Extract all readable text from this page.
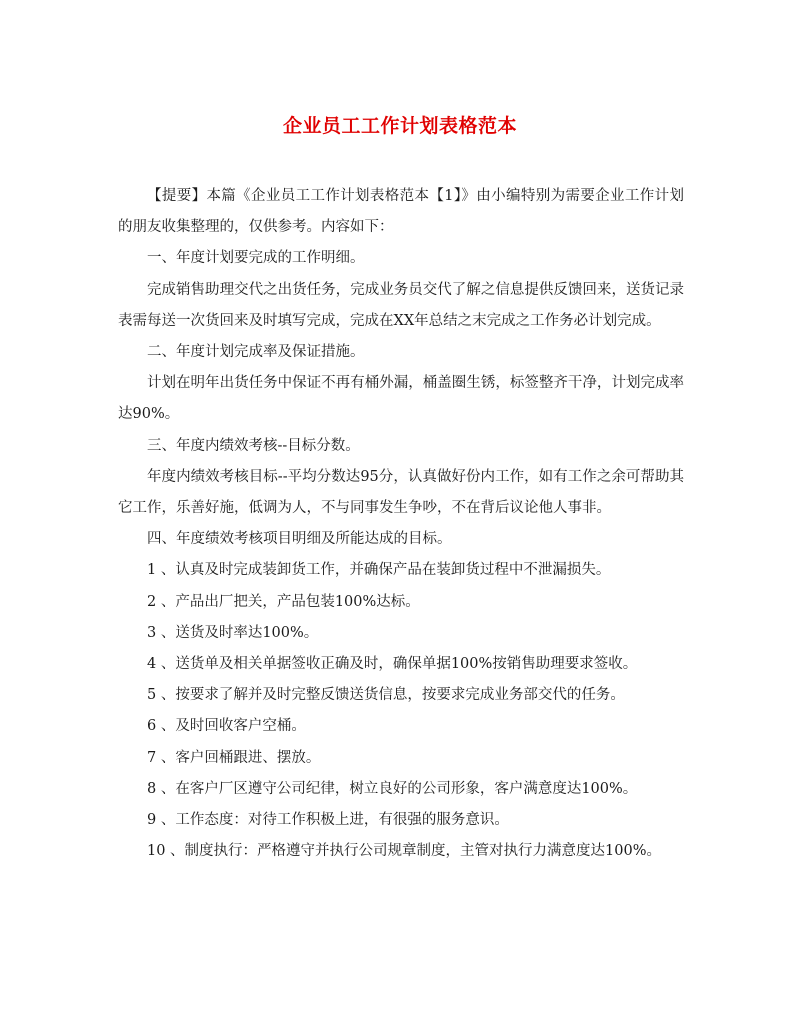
企业员工工作计划表格范本

【提要】本篇《企业员工工作计划表格范本【1】》由小编特别为需要企业工作计划的朋友收集整理的，仅供参考。内容如下：

一、年度计划要完成的工作明细。

完成销售助理交代之出货任务，完成业务员交代了解之信息提供反馈回来，送货记录表需每送一次货回来及时填写完成，完成在XX年总结之末完成之工作务必计划完成。

二、年度计划完成率及保证措施。

计划在明年出货任务中保证不再有桶外漏，桶盖圈生锈，标签整齐干净，计划完成率达90%。

三、年度内绩效考核--目标分数。

年度内绩效考核目标--平均分数达95分，认真做好份内工作，如有工作之余可帮助其它工作，乐善好施，低调为人，不与同事发生争吵，不在背后议论他人事非。

四、年度绩效考核项目明细及所能达成的目标。

1 、认真及时完成装卸货工作，并确保产品在装卸货过程中不泄漏损失。

2 、产品出厂把关，产品包装100%达标。

3 、送货及时率达100%。

4 、送货单及相关单据签收正确及时，确保单据100%按销售助理要求签收。

5 、按要求了解并及时完整反馈送货信息，按要求完成业务部交代的任务。

6 、及时回收客户空桶。

7 、客户回桶跟进、摆放。

8 、在客户厂区遵守公司纪律，树立良好的公司形象，客户满意度达100%。

9 、工作态度：对待工作积极上进，有很强的服务意识。

10 、制度执行：严格遵守并执行公司规章制度，主管对执行力满意度达100%。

= = = = = = =

Give the number of lines in the listing above that hold the string "企业员工工作计划表格范本", with nothing else.

2